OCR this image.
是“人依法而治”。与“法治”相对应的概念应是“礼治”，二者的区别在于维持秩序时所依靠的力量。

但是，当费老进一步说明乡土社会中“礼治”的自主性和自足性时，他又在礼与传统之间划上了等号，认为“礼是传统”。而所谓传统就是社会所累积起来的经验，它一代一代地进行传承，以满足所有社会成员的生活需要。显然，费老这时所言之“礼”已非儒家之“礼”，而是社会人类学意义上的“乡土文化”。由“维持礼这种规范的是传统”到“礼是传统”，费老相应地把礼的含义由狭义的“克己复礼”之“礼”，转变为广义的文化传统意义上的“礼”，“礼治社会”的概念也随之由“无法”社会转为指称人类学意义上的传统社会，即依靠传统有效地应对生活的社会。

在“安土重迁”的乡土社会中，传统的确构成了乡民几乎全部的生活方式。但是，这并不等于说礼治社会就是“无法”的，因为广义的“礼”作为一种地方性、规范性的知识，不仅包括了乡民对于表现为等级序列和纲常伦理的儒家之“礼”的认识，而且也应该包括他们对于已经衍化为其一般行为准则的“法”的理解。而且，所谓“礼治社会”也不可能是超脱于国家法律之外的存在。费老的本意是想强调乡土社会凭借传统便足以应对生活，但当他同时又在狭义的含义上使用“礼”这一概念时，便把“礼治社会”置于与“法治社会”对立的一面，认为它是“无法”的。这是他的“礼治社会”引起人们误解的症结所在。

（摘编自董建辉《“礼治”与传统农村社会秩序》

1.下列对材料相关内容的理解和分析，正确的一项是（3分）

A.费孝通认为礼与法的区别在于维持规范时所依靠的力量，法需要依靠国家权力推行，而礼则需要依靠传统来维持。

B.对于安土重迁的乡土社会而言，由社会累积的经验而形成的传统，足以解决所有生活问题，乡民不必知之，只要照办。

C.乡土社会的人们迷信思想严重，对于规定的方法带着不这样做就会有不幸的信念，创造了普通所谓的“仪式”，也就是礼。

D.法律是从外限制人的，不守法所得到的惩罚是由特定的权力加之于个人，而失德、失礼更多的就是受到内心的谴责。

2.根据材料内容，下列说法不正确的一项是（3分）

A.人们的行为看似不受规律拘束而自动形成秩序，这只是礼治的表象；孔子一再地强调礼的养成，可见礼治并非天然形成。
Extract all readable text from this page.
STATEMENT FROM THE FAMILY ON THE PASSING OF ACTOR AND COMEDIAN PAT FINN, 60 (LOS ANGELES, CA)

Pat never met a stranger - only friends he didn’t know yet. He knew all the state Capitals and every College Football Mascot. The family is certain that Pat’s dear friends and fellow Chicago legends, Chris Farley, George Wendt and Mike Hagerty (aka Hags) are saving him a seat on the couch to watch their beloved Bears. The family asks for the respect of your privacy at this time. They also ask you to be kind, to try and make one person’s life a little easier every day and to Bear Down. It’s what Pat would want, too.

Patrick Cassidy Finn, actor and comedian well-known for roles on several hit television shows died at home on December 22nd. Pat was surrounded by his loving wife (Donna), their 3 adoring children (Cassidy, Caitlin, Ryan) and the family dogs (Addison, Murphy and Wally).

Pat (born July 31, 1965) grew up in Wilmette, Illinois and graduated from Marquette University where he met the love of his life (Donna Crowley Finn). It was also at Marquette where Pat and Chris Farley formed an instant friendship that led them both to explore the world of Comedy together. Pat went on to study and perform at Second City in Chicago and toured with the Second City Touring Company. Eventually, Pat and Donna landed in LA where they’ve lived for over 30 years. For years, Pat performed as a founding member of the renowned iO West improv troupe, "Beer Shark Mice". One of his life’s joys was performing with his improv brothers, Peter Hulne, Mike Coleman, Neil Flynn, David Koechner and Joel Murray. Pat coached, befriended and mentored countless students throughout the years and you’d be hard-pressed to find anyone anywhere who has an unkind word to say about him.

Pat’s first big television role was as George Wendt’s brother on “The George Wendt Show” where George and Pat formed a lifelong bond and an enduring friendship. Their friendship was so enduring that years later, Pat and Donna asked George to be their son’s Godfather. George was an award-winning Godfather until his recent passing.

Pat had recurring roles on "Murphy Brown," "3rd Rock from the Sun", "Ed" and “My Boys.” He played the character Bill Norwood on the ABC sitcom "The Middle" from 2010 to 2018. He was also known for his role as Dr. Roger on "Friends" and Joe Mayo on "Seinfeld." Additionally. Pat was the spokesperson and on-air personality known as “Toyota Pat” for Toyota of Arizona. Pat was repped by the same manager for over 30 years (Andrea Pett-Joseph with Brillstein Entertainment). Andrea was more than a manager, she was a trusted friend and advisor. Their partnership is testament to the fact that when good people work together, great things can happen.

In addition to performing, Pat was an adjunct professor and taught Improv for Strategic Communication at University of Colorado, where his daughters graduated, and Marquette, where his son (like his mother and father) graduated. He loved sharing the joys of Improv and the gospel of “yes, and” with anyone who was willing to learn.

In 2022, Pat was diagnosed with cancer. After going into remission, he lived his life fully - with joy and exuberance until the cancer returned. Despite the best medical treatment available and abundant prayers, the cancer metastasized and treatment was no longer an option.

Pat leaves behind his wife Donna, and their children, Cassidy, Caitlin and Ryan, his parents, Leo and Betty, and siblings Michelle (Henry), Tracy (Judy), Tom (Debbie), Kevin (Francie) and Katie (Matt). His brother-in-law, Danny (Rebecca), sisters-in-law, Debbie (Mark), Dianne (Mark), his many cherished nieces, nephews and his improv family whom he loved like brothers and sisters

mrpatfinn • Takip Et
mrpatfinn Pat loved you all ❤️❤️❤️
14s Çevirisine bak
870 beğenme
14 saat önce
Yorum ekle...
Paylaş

____

GIVEN INSTRUCTION: Say how many lines include the word "Chris"; reply with the number alone.

TASK RESULT: 2